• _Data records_
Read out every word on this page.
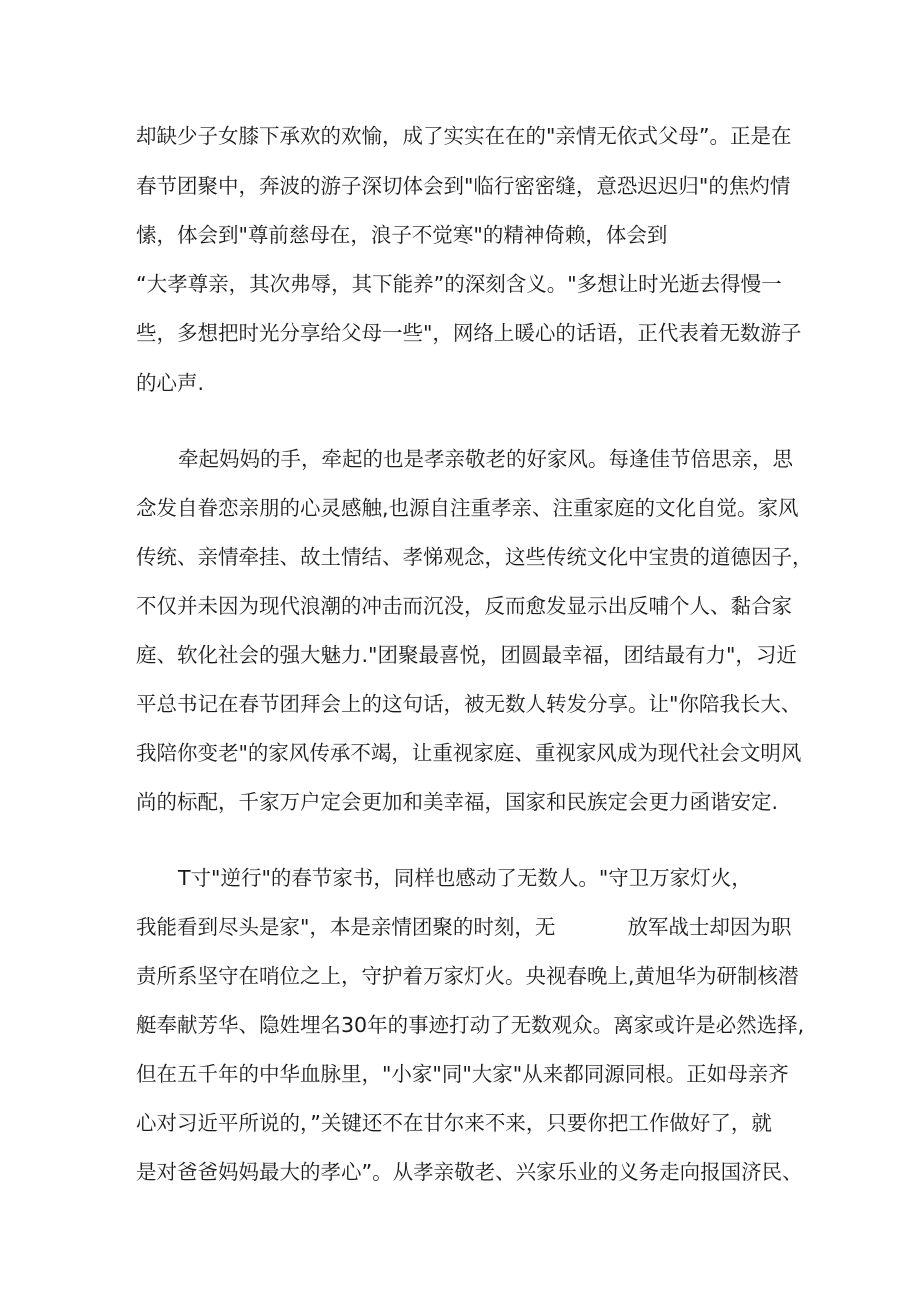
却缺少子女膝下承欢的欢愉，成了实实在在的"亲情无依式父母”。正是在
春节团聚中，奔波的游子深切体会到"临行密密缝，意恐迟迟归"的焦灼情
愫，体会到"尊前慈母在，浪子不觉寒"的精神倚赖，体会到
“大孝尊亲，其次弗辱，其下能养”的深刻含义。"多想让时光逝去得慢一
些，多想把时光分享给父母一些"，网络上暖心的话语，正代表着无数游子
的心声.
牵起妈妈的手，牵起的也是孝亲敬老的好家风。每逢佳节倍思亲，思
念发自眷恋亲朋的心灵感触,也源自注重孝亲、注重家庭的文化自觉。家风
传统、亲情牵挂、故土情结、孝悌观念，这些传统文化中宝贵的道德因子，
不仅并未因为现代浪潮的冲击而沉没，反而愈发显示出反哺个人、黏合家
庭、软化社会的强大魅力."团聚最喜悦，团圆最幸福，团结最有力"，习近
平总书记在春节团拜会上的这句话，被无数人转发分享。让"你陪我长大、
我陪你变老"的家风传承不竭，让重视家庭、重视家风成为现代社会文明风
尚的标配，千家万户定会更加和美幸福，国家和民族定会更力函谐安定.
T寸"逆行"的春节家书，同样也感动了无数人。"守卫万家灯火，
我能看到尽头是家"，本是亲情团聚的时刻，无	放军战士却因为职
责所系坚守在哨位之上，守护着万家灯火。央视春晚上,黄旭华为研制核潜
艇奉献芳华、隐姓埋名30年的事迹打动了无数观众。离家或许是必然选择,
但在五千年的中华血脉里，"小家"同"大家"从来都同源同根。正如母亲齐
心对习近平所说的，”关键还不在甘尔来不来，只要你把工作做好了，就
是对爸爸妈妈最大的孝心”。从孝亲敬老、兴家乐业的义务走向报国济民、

--

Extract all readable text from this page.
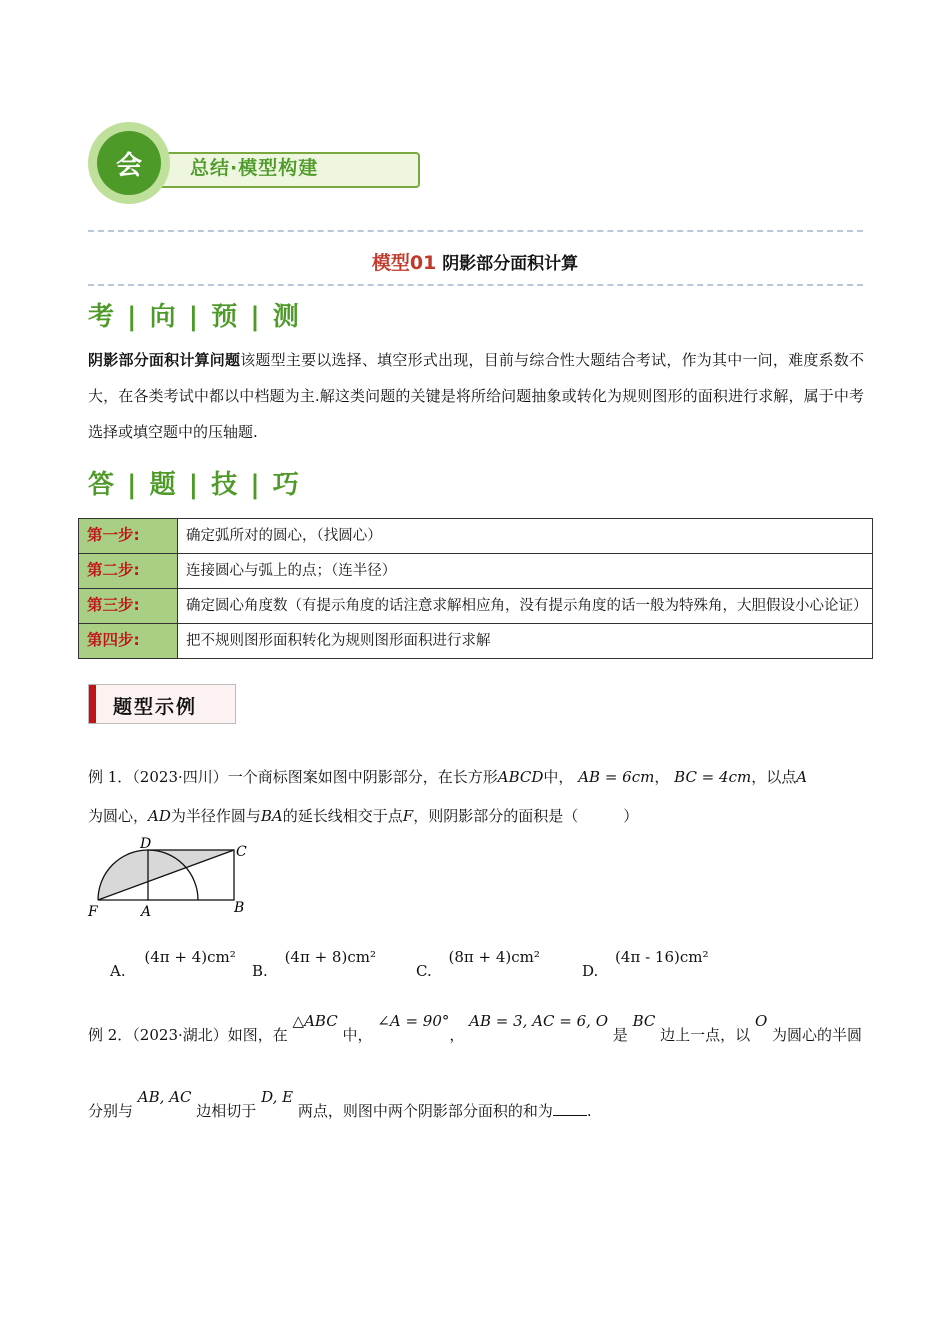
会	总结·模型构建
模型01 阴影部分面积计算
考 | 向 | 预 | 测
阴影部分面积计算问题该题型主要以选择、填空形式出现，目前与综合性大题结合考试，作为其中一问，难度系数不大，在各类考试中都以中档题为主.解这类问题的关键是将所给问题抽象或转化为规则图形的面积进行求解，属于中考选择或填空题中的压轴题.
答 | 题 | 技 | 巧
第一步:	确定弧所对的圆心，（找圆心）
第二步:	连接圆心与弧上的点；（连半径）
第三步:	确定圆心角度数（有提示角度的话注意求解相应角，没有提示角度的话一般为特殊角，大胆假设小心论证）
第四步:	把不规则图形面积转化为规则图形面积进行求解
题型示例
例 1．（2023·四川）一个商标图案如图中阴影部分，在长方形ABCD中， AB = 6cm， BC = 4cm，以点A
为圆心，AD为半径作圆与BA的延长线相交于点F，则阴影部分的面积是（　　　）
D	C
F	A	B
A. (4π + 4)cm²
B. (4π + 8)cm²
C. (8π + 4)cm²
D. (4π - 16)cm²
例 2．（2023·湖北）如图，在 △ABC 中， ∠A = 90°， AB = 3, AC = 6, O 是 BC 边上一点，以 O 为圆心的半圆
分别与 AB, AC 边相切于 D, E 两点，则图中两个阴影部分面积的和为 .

• _Goal_
Gather each line holding the string "page".

• _Complete response_
Read out every word on this page.
Extract all readable text from this page.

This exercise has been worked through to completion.